== Listing ==
• • • •
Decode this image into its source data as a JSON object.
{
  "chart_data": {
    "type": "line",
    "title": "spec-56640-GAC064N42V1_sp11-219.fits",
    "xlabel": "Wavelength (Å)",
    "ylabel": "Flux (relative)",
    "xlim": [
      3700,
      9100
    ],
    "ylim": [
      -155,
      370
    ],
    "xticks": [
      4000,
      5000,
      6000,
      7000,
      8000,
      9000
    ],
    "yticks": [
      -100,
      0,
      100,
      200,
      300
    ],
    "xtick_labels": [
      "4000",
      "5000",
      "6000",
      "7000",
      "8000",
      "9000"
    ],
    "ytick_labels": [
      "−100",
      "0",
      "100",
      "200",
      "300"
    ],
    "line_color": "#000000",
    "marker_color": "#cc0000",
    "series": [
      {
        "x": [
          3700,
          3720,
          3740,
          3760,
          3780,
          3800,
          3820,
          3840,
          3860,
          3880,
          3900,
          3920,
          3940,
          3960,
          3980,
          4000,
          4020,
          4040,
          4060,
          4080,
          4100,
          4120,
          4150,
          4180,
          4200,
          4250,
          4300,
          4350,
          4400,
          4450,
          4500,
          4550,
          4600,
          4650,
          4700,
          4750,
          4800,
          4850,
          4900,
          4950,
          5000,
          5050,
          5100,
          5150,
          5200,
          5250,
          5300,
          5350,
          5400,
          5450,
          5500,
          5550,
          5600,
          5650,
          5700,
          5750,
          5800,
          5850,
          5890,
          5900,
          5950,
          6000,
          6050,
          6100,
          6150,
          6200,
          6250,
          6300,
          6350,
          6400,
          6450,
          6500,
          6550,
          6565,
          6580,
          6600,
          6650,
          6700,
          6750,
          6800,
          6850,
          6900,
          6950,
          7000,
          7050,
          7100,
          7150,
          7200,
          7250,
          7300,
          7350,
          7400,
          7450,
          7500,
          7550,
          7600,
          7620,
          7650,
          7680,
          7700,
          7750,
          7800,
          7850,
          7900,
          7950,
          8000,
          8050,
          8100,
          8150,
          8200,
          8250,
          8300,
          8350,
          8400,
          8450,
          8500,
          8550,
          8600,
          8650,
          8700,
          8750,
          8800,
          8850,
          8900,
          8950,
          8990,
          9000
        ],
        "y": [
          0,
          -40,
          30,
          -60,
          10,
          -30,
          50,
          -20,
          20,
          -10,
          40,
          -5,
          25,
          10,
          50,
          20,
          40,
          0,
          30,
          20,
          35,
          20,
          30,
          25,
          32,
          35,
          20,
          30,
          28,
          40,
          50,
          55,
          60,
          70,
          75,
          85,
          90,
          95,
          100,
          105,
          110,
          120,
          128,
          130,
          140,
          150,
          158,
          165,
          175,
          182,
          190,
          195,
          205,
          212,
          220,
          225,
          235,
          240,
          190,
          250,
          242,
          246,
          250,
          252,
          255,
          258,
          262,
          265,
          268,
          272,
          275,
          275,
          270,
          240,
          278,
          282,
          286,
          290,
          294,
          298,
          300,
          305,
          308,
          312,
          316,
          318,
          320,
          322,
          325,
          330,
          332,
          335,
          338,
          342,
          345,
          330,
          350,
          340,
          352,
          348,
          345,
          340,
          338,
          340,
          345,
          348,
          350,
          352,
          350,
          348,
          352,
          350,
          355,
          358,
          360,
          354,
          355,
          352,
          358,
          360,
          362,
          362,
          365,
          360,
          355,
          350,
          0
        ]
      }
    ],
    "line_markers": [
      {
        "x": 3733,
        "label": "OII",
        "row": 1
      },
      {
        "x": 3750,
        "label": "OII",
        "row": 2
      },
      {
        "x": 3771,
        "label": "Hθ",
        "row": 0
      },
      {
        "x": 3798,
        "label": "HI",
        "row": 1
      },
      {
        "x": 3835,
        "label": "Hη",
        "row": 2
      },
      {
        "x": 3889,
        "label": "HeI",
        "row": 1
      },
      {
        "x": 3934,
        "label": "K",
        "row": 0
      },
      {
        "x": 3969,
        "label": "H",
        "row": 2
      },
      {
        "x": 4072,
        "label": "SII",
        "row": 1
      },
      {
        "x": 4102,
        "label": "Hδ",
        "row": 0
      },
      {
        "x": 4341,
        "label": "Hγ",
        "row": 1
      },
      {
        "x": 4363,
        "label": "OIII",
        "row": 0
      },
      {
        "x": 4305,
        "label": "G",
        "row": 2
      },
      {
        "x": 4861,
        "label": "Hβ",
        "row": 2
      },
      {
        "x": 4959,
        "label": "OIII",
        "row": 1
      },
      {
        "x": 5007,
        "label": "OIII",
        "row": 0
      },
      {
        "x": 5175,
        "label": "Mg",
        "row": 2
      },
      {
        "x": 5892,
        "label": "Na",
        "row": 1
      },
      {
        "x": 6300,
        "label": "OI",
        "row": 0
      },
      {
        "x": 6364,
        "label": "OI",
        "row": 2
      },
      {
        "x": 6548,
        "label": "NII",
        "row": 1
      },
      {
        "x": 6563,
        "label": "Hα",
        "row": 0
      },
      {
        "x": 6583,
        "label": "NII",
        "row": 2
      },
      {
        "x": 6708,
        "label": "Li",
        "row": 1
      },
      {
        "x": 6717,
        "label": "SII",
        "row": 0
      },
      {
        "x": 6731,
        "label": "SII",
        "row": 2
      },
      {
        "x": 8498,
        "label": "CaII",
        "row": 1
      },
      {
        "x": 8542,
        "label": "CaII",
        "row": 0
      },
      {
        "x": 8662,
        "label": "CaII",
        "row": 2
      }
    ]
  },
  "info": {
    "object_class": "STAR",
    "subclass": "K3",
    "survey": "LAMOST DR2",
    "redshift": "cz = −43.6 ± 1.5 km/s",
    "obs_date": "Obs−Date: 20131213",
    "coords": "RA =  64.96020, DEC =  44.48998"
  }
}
• • • •
== What is required ==
Every line of the material must be returned exactly as it appears.

== Exercise answer ==
Decode this image into its source data as a JSON object.
{
  "chart_data": {
    "type": "line",
    "title": "spec-56640-GAC064N42V1_sp11-219.fits",
    "xlabel": "Wavelength (Å)",
    "ylabel": "Flux (relative)",
    "xlim": [
      3700,
      9100
    ],
    "ylim": [
      -155,
      370
    ],
    "xticks": [
      4000,
      5000,
      6000,
      7000,
      8000,
      9000
    ],
    "yticks": [
      -100,
      0,
      100,
      200,
      300
    ],
    "xtick_labels": [
      "4000",
      "5000",
      "6000",
      "7000",
      "8000",
      "9000"
    ],
    "ytick_labels": [
      "−100",
      "0",
      "100",
      "200",
      "300"
    ],
    "line_color": "#000000",
    "marker_color": "#cc0000",
    "series": [
      {
        "x": [
          3700,
          3720,
          3740,
          3760,
          3780,
          3800,
          3820,
          3840,
          3860,
          3880,
          3900,
          3920,
          3940,
          3960,
          3980,
          4000,
          4020,
          4040,
          4060,
          4080,
          4100,
          4120,
          4150,
          4180,
          4200,
          4250,
          4300,
          4350,
          4400,
          4450,
          4500,
          4550,
          4600,
          4650,
          4700,
          4750,
          4800,
          4850,
          4900,
          4950,
          5000,
          5050,
          5100,
          5150,
          5200,
          5250,
          5300,
          5350,
          5400,
          5450,
          5500,
          5550,
          5600,
          5650,
          5700,
          5750,
          5800,
          5850,
          5890,
          5900,
          5950,
          6000,
          6050,
          6100,
          6150,
          6200,
          6250,
          6300,
          6350,
          6400,
          6450,
          6500,
          6550,
          6565,
          6580,
          6600,
          6650,
          6700,
          6750,
          6800,
          6850,
          6900,
          6950,
          7000,
          7050,
          7100,
          7150,
          7200,
          7250,
          7300,
          7350,
          7400,
          7450,
          7500,
          7550,
          7600,
          7620,
          7650,
          7680,
          7700,
          7750,
          7800,
          7850,
          7900,
          7950,
          8000,
          8050,
          8100,
          8150,
          8200,
          8250,
          8300,
          8350,
          8400,
          8450,
          8500,
          8550,
          8600,
          8650,
          8700,
          8750,
          8800,
          8850,
          8900,
          8950,
          8990,
          9000
        ],
        "y": [
          0,
          -40,
          30,
          -60,
          10,
          -30,
          50,
          -20,
          20,
          -10,
          40,
          -5,
          25,
          10,
          50,
          20,
          40,
          0,
          30,
          20,
          35,
          20,
          30,
          25,
          32,
          35,
          20,
          30,
          28,
          40,
          50,
          55,
          60,
          70,
          75,
          85,
          90,
          95,
          100,
          105,
          110,
          120,
          128,
          130,
          140,
          150,
          158,
          165,
          175,
          182,
          190,
          195,
          205,
          212,
          220,
          225,
          235,
          240,
          190,
          250,
          242,
          246,
          250,
          252,
          255,
          258,
          262,
          265,
          268,
          272,
          275,
          275,
          270,
          240,
          278,
          282,
          286,
          290,
          294,
          298,
          300,
          305,
          308,
          312,
          316,
          318,
          320,
          322,
          325,
          330,
          332,
          335,
          338,
          342,
          345,
          330,
          350,
          340,
          352,
          348,
          345,
          340,
          338,
          340,
          345,
          348,
          350,
          352,
          350,
          348,
          352,
          350,
          355,
          358,
          360,
          354,
          355,
          352,
          358,
          360,
          362,
          362,
          365,
          360,
          355,
          350,
          0
        ]
      }
    ],
    "line_markers": [
      {
        "x": 3733,
        "label": "OII",
        "row": 1
      },
      {
        "x": 3750,
        "label": "OII",
        "row": 2
      },
      {
        "x": 3771,
        "label": "Hθ",
        "row": 0
      },
      {
        "x": 3798,
        "label": "HI",
        "row": 1
      },
      {
        "x": 3835,
        "label": "Hη",
        "row": 2
      },
      {
        "x": 3889,
        "label": "HeI",
        "row": 1
      },
      {
        "x": 3934,
        "label": "K",
        "row": 0
      },
      {
        "x": 3969,
        "label": "H",
        "row": 2
      },
      {
        "x": 4072,
        "label": "SII",
        "row": 1
      },
      {
        "x": 4102,
        "label": "Hδ",
        "row": 0
      },
      {
        "x": 4341,
        "label": "Hγ",
        "row": 1
      },
      {
        "x": 4363,
        "label": "OIII",
        "row": 0
      },
      {
        "x": 4305,
        "label": "G",
        "row": 2
      },
      {
        "x": 4861,
        "label": "Hβ",
        "row": 2
      },
      {
        "x": 4959,
        "label": "OIII",
        "row": 1
      },
      {
        "x": 5007,
        "label": "OIII",
        "row": 0
      },
      {
        "x": 5175,
        "label": "Mg",
        "row": 2
      },
      {
        "x": 5892,
        "label": "Na",
        "row": 1
      },
      {
        "x": 6300,
        "label": "OI",
        "row": 0
      },
      {
        "x": 6364,
        "label": "OI",
        "row": 2
      },
      {
        "x": 6548,
        "label": "NII",
        "row": 1
      },
      {
        "x": 6563,
        "label": "Hα",
        "row": 0
      },
      {
        "x": 6583,
        "label": "NII",
        "row": 2
      },
      {
        "x": 6708,
        "label": "Li",
        "row": 1
      },
      {
        "x": 6717,
        "label": "SII",
        "row": 0
      },
      {
        "x": 6731,
        "label": "SII",
        "row": 2
      },
      {
        "x": 8498,
        "label": "CaII",
        "row": 1
      },
      {
        "x": 8542,
        "label": "CaII",
        "row": 0
      },
      {
        "x": 8662,
        "label": "CaII",
        "row": 2
      }
    ]
  },
  "info": {
    "object_class": "STAR",
    "subclass": "K3",
    "survey": "LAMOST DR2",
    "redshift": "cz = −43.6 ± 1.5 km/s",
    "obs_date": "Obs−Date: 20131213",
    "coords": "RA =  64.96020, DEC =  44.48998"
  }
}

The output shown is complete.